What you should do: Copy each line in the data that includes the word "name".

Listed records:
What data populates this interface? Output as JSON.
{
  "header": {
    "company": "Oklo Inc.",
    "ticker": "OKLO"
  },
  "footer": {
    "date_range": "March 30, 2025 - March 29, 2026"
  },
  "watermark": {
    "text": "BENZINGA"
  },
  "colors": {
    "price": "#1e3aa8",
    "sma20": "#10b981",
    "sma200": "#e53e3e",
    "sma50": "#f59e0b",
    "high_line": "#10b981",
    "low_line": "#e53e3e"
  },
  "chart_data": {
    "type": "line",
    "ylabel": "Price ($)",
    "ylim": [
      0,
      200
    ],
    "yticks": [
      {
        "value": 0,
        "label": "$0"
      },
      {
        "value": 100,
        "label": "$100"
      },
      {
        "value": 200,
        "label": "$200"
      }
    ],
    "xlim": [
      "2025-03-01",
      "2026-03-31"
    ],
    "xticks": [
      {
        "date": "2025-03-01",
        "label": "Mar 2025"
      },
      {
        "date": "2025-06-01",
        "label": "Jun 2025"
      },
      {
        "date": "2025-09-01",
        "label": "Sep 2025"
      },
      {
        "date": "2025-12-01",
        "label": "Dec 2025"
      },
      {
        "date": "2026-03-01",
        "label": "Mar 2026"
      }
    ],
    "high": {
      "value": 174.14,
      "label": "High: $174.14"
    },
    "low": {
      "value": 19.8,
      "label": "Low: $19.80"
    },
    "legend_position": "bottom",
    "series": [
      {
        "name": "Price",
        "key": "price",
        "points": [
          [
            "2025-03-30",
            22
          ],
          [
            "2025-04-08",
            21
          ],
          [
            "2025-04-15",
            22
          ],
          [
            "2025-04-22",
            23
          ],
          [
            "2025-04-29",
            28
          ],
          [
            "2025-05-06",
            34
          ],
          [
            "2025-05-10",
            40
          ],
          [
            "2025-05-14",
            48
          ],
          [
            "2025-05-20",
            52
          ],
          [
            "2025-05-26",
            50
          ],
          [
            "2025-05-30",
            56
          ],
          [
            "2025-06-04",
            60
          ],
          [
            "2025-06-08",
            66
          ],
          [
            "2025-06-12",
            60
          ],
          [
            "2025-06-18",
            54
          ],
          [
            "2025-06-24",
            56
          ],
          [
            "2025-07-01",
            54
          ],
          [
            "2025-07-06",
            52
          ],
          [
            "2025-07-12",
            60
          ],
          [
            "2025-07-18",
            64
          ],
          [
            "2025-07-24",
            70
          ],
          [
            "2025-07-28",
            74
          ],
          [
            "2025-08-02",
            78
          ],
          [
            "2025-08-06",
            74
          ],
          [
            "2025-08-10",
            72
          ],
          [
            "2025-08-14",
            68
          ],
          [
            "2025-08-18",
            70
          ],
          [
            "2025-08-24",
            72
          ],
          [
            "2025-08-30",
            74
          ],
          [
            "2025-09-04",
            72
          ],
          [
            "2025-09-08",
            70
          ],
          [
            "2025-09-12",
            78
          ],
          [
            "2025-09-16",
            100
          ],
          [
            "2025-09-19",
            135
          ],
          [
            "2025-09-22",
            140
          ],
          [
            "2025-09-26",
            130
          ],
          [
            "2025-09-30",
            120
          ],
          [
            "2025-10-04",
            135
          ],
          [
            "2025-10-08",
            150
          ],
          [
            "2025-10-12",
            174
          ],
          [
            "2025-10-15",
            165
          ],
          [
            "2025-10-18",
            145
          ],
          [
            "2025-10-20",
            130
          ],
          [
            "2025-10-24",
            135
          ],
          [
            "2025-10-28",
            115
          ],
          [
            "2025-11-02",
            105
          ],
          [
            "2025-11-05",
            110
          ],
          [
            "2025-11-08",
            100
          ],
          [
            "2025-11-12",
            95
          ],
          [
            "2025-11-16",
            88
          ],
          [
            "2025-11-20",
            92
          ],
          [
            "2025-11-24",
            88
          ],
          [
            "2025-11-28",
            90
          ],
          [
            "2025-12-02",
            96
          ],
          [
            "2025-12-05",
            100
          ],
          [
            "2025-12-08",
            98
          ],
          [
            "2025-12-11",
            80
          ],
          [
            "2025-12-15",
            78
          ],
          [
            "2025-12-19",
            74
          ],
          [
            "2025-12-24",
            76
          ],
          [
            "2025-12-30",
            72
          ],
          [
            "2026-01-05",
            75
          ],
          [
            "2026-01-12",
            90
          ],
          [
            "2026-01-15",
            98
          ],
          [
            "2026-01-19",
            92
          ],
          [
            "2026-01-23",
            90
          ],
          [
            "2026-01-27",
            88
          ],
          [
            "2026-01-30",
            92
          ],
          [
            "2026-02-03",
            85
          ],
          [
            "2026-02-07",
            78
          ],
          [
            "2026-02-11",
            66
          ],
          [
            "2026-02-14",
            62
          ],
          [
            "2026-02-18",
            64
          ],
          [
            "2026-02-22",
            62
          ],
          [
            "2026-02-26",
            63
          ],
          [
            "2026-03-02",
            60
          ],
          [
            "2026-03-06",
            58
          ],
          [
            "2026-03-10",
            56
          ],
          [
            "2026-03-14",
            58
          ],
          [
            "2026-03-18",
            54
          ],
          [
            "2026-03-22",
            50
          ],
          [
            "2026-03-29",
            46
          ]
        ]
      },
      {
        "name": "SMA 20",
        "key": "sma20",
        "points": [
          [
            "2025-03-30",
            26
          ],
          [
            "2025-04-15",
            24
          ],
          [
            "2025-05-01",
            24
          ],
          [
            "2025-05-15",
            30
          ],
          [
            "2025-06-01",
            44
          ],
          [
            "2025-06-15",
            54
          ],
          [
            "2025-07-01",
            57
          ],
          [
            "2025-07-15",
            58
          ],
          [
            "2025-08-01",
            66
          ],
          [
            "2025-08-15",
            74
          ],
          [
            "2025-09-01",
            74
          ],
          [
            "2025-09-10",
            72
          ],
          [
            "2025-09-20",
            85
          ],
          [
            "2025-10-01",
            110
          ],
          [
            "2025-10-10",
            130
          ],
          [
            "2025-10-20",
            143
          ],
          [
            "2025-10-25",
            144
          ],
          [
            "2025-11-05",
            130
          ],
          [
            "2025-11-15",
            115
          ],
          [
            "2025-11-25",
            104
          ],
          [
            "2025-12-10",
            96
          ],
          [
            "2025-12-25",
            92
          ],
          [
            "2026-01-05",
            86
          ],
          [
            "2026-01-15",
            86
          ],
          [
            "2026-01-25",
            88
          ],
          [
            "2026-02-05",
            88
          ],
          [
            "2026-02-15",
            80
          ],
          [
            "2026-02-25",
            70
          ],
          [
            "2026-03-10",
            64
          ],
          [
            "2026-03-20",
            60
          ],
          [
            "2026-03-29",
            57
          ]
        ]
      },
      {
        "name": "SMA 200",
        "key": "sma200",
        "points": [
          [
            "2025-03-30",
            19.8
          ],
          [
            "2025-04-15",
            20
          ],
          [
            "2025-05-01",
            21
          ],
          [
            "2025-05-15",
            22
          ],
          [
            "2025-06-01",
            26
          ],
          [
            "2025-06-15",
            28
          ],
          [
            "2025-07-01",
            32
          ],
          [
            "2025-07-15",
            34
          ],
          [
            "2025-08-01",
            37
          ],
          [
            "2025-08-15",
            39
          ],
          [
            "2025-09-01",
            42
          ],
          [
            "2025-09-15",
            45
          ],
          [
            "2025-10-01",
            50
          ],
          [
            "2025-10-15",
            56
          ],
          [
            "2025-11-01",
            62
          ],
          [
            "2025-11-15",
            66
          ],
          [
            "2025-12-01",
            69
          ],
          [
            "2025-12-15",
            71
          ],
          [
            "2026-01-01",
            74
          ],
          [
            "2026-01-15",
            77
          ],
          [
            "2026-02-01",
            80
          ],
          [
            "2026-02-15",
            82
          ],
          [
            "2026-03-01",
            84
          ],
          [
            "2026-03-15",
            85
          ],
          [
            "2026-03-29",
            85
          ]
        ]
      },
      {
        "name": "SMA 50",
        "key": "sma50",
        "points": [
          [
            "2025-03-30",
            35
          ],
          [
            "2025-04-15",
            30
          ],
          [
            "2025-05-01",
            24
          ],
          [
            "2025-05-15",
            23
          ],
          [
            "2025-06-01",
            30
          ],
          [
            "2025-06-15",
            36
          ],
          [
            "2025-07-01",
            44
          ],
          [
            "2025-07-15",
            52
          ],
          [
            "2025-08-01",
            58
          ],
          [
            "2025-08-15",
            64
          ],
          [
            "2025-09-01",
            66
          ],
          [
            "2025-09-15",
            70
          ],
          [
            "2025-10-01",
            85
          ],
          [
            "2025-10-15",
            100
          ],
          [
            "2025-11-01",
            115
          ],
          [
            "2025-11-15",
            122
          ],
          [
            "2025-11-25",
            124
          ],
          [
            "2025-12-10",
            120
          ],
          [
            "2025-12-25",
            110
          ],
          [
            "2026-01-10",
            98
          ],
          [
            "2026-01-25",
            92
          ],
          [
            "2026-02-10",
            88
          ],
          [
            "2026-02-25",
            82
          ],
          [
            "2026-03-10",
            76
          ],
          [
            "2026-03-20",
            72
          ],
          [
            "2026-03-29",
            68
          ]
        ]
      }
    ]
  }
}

Response to the exercise:
        "name": "Price",
        "name": "SMA 20",
        "name": "SMA 200",
        "name": "SMA 50",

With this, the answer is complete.